Some records
* * *

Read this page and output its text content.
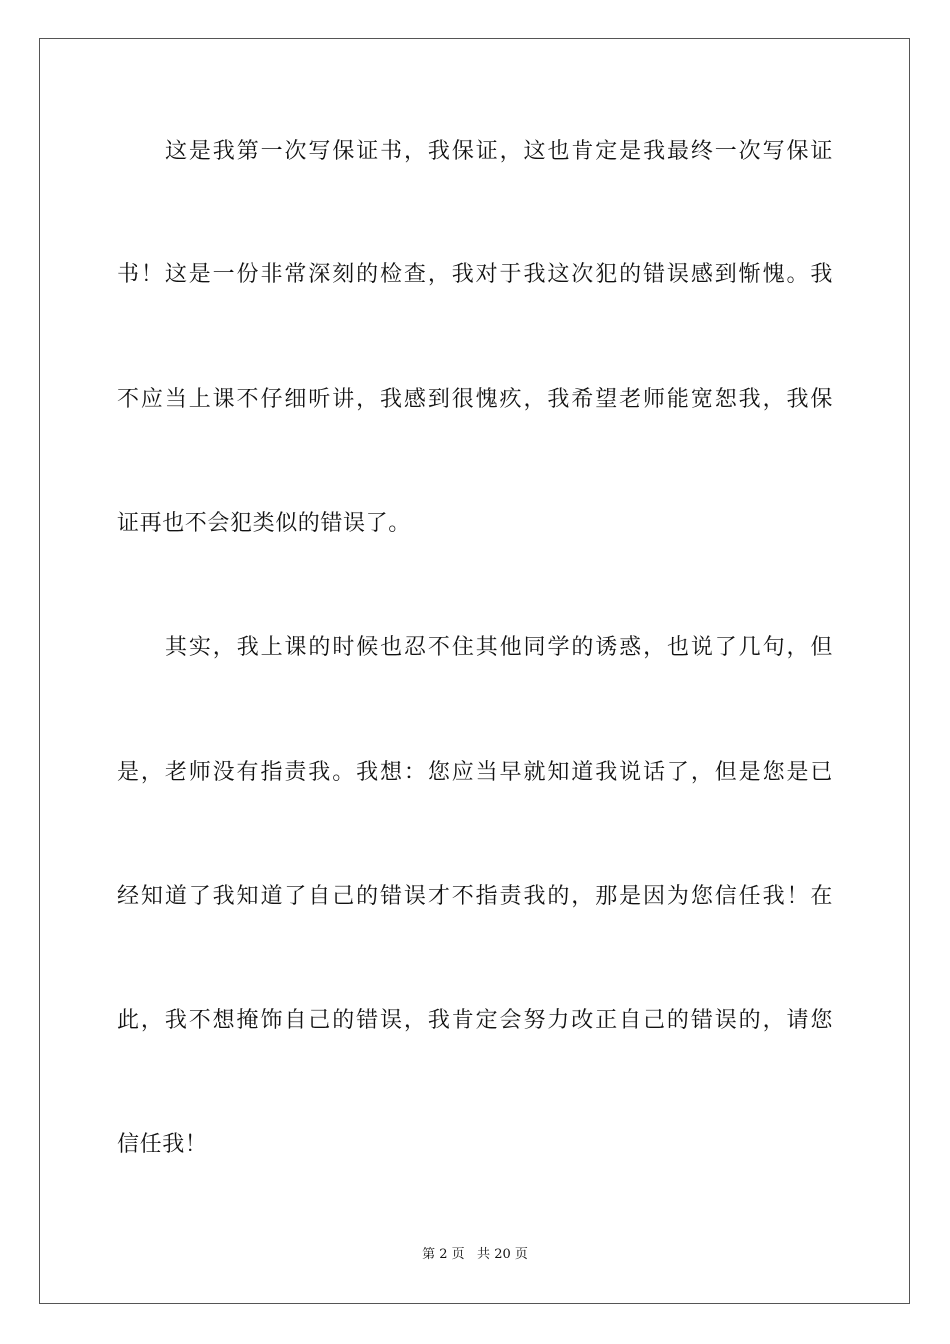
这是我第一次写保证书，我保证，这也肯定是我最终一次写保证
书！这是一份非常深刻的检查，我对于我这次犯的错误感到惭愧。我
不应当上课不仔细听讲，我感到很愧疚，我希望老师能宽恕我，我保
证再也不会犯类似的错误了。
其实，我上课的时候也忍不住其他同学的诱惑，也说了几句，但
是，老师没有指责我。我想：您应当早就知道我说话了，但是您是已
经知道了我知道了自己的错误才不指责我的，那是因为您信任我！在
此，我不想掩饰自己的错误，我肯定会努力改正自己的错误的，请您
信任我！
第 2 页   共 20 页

* * *

Go through the listing above and write it all out exactly, leaving out any picture.

Read this page and output its text content.
这是我第一次写保证书，我保证，这也肯定是我最终一次写保证
书！这是一份非常深刻的检查，我对于我这次犯的错误感到惭愧。我
不应当上课不仔细听讲，我感到很愧疚，我希望老师能宽恕我，我保
证再也不会犯类似的错误了。
其实，我上课的时候也忍不住其他同学的诱惑，也说了几句，但
是，老师没有指责我。我想：您应当早就知道我说话了，但是您是已
经知道了我知道了自己的错误才不指责我的，那是因为您信任我！在
此，我不想掩饰自己的错误，我肯定会努力改正自己的错误的，请您
信任我！
第 2 页   共 20 页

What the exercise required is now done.